---------- Gösterilen materyal
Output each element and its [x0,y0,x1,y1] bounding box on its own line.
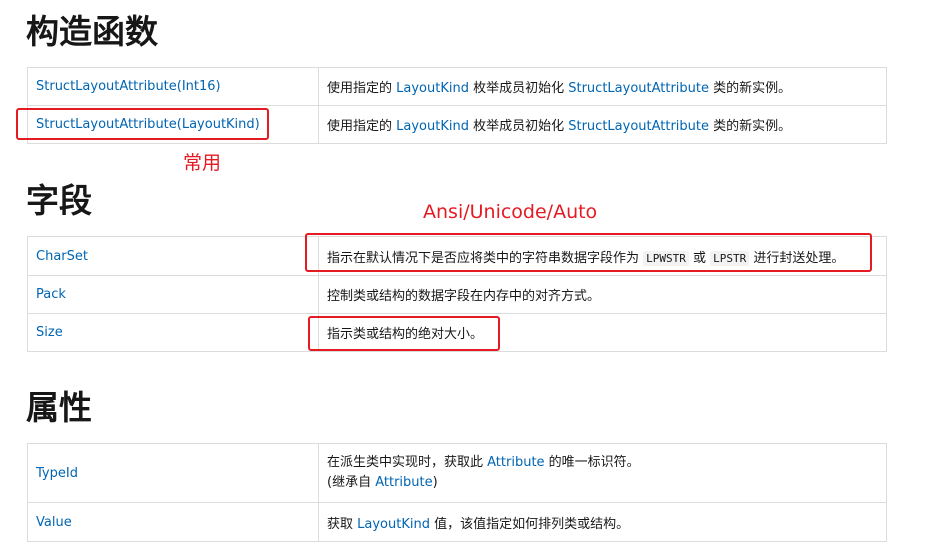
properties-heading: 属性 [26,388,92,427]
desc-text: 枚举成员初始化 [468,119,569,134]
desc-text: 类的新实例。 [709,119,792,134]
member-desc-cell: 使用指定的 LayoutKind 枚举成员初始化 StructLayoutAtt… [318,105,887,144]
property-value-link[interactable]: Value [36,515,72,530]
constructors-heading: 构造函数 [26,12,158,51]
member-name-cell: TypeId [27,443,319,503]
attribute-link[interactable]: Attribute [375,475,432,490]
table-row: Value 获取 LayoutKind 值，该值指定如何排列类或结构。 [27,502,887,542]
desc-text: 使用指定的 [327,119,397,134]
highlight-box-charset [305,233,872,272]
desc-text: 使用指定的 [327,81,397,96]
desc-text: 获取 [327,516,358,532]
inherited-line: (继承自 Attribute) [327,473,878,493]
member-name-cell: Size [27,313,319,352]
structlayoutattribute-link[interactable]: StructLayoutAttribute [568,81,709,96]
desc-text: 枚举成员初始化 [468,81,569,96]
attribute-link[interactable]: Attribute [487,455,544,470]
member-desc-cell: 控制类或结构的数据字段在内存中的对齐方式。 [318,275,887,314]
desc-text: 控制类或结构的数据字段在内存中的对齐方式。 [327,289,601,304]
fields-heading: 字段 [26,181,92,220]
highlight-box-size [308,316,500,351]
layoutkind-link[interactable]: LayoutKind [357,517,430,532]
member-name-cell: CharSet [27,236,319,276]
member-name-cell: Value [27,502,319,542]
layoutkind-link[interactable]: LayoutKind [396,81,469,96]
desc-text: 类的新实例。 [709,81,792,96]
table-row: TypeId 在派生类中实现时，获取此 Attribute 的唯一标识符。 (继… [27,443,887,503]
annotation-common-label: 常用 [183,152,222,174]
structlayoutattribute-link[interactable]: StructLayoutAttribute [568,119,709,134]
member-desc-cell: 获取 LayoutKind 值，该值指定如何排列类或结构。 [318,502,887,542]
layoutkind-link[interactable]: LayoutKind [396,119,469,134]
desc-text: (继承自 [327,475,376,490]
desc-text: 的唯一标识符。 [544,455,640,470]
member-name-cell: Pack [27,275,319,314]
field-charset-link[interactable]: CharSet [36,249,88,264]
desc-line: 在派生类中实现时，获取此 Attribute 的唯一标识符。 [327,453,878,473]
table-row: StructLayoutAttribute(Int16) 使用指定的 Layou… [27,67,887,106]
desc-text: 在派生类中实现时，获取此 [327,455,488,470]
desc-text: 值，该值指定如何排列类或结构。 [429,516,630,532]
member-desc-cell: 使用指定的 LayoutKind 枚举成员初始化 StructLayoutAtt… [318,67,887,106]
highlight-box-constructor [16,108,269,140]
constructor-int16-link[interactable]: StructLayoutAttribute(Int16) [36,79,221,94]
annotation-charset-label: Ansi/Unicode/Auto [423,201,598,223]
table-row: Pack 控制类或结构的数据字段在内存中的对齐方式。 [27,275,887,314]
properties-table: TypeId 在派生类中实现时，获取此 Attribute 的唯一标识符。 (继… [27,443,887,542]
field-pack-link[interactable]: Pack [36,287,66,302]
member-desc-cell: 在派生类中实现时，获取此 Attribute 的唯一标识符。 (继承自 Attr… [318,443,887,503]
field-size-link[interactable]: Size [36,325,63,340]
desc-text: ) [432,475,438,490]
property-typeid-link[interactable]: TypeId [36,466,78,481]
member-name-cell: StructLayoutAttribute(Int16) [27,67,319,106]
--------------------
---------- Gösterilen materyal
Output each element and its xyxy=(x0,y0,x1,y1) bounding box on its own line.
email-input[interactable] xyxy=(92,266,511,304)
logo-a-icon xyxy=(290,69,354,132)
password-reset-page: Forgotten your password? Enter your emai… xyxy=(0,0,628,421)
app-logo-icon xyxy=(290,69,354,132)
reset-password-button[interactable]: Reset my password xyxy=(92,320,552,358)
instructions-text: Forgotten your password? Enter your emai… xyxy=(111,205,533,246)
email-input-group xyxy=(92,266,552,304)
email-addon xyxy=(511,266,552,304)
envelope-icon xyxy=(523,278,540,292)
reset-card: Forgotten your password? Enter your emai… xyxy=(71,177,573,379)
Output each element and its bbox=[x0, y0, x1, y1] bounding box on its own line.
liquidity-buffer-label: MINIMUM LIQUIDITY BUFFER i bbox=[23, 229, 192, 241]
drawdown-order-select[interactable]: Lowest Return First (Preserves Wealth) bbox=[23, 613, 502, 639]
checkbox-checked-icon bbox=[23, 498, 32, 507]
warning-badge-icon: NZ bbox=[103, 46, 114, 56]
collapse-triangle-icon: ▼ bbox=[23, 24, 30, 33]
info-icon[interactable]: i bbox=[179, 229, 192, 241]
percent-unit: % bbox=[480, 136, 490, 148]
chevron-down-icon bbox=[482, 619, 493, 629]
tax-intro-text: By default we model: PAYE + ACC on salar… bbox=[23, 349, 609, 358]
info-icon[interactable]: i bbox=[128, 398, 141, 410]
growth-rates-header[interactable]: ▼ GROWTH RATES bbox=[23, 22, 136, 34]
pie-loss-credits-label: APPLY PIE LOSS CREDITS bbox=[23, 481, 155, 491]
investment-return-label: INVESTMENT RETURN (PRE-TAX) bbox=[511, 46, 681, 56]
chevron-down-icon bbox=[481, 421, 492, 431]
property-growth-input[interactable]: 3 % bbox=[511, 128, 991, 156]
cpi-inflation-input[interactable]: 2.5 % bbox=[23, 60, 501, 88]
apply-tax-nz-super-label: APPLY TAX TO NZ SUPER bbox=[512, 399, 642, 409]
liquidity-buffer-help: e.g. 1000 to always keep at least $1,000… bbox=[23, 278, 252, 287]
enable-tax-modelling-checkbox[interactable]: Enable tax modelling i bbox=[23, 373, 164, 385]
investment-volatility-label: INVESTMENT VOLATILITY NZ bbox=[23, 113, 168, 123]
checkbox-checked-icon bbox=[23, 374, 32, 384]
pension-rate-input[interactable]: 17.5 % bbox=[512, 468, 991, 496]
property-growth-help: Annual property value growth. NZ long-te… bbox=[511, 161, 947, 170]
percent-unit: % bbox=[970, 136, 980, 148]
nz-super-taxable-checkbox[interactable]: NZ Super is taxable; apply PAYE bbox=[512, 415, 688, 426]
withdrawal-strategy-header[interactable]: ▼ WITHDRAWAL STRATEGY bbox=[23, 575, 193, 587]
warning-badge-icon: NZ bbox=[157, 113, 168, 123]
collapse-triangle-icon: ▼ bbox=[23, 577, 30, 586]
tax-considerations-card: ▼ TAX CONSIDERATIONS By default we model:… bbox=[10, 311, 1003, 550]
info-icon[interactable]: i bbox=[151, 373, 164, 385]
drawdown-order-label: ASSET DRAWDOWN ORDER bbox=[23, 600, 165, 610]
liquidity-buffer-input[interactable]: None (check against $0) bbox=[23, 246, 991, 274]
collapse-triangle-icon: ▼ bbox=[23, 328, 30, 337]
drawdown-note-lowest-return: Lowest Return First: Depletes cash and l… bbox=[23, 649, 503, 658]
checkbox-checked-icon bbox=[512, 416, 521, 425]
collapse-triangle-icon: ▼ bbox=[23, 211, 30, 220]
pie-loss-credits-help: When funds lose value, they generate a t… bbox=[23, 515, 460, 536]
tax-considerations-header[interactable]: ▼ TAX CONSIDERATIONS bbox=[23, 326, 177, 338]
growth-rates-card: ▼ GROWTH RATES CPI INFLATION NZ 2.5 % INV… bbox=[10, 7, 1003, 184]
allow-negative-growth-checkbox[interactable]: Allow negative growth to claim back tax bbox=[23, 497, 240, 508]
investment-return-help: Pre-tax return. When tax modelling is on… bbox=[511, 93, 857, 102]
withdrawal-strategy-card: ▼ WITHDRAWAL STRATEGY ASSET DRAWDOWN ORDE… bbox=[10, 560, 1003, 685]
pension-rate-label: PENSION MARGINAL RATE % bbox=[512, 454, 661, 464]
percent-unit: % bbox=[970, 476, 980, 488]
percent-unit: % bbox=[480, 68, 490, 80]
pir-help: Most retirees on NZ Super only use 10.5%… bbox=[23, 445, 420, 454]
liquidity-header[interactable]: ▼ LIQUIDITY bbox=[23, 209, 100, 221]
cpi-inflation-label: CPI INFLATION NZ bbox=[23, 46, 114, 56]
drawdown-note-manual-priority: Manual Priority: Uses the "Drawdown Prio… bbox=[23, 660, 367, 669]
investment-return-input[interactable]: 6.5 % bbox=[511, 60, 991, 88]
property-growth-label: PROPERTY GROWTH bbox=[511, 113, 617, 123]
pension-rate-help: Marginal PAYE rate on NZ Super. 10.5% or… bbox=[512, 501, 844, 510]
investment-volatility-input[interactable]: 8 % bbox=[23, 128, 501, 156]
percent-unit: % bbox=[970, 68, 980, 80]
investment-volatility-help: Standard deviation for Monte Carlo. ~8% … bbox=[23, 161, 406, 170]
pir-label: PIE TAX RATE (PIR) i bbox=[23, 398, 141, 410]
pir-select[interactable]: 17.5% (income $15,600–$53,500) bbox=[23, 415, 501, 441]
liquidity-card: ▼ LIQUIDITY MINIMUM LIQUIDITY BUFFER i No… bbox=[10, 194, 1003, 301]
--------------------
---------- Gösterilen materyal
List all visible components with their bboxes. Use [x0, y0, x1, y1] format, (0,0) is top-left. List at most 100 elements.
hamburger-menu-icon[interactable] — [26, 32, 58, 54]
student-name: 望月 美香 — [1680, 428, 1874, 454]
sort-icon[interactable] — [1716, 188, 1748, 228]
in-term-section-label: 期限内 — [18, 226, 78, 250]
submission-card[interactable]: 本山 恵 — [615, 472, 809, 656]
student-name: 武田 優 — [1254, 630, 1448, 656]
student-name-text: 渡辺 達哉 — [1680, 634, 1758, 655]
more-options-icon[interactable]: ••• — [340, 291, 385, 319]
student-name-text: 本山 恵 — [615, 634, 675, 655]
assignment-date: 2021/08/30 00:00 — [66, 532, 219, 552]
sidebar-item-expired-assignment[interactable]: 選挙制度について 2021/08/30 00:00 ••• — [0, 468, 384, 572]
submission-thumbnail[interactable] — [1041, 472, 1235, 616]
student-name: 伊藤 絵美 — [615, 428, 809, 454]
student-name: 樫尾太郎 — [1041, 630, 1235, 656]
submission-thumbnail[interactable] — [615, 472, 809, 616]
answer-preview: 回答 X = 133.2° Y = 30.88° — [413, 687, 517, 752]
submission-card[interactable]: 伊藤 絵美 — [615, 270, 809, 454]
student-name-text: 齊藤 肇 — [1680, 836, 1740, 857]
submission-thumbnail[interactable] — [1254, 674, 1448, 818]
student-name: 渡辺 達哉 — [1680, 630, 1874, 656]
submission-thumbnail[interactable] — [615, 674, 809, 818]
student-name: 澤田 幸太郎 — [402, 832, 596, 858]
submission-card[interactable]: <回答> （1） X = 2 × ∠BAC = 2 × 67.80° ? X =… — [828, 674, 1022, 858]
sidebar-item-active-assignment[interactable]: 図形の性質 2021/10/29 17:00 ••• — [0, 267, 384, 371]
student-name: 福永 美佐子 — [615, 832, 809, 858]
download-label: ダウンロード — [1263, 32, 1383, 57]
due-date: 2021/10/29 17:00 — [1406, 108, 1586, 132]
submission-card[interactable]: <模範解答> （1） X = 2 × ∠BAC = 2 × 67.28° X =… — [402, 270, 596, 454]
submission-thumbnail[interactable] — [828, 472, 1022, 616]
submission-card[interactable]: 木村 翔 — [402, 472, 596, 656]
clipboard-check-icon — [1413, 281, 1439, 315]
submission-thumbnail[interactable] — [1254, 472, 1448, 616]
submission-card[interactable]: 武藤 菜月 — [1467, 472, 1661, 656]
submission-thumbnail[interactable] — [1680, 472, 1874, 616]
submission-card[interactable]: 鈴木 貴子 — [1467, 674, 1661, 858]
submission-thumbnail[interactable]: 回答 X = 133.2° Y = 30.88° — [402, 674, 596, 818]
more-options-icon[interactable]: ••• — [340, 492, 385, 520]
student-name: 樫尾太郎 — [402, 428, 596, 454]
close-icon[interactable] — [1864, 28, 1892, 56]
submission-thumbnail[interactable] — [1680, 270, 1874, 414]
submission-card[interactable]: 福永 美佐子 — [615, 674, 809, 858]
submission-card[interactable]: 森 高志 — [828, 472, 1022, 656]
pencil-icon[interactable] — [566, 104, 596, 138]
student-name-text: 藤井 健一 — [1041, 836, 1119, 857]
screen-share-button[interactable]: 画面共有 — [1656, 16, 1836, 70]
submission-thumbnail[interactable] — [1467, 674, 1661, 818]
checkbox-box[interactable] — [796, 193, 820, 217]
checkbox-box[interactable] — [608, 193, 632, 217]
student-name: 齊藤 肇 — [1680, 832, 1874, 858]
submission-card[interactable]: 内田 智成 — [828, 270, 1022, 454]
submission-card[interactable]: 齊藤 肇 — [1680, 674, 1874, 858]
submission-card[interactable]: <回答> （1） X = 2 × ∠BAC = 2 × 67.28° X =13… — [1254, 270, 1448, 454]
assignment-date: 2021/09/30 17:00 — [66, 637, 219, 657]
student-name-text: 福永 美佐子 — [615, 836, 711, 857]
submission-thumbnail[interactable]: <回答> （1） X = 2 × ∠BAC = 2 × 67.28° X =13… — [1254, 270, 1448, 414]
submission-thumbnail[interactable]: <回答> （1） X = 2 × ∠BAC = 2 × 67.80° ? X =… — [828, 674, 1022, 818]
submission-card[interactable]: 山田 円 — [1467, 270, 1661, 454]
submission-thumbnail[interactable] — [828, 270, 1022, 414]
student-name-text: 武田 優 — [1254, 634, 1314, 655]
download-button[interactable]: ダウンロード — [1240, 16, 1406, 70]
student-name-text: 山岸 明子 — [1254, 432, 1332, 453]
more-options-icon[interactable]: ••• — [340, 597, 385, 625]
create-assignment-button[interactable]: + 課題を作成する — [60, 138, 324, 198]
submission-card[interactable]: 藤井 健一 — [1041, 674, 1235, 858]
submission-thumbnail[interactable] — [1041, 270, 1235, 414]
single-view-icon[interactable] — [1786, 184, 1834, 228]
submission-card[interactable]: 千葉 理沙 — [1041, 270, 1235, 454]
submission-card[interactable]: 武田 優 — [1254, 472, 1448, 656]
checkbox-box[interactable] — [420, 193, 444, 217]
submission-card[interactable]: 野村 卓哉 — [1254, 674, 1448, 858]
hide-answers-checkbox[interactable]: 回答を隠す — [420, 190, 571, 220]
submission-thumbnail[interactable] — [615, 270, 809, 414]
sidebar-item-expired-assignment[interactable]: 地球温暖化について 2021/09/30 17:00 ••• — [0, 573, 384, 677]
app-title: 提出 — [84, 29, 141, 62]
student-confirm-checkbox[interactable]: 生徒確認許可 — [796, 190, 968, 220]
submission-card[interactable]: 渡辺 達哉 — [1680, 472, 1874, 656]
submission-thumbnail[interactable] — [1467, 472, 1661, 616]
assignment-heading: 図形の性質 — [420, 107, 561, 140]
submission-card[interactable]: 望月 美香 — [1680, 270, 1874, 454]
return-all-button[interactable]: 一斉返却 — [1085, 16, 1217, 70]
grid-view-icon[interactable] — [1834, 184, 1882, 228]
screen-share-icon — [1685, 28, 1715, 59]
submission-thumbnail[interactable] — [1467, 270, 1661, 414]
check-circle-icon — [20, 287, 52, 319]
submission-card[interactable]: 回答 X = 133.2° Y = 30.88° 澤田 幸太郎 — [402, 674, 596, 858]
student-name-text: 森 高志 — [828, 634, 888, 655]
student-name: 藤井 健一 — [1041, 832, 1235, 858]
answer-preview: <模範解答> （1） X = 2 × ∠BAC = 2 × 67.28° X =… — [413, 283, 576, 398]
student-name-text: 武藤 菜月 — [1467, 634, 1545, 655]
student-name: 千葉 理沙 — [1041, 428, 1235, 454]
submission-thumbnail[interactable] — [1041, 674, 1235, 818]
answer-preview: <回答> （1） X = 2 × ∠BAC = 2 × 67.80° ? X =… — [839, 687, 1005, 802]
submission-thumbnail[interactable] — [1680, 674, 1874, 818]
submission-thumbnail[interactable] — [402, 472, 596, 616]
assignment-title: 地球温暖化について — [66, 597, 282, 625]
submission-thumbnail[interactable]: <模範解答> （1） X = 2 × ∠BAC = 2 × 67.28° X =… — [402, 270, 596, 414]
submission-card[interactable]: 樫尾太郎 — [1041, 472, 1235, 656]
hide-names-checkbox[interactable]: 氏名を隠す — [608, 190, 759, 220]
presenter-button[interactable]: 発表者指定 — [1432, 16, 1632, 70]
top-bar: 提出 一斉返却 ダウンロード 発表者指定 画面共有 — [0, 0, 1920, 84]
--------------------
**Görev talimatı**. Materyalde "Output each element and its xyxy=(x0,y0,x1,y1)" ifadesini içeren satırdan başlayıp "app-logo-icon xyxy=(290,69,354,132)" ifadesini içeren satırda bitecek şekilde, iki uç satır da dahil olmak üzere bu satırları harfi harfine yineleyin.

**Görev çıktısı**.
Output each element and its xyxy=(x0,y0,x1,y1) bounding box on its own line.
email-input[interactable] xyxy=(92,266,511,304)
logo-a-icon xyxy=(290,69,354,132)
password-reset-page: Forgotten your password? Enter your emai… xyxy=(0,0,628,421)
app-logo-icon xyxy=(290,69,354,132)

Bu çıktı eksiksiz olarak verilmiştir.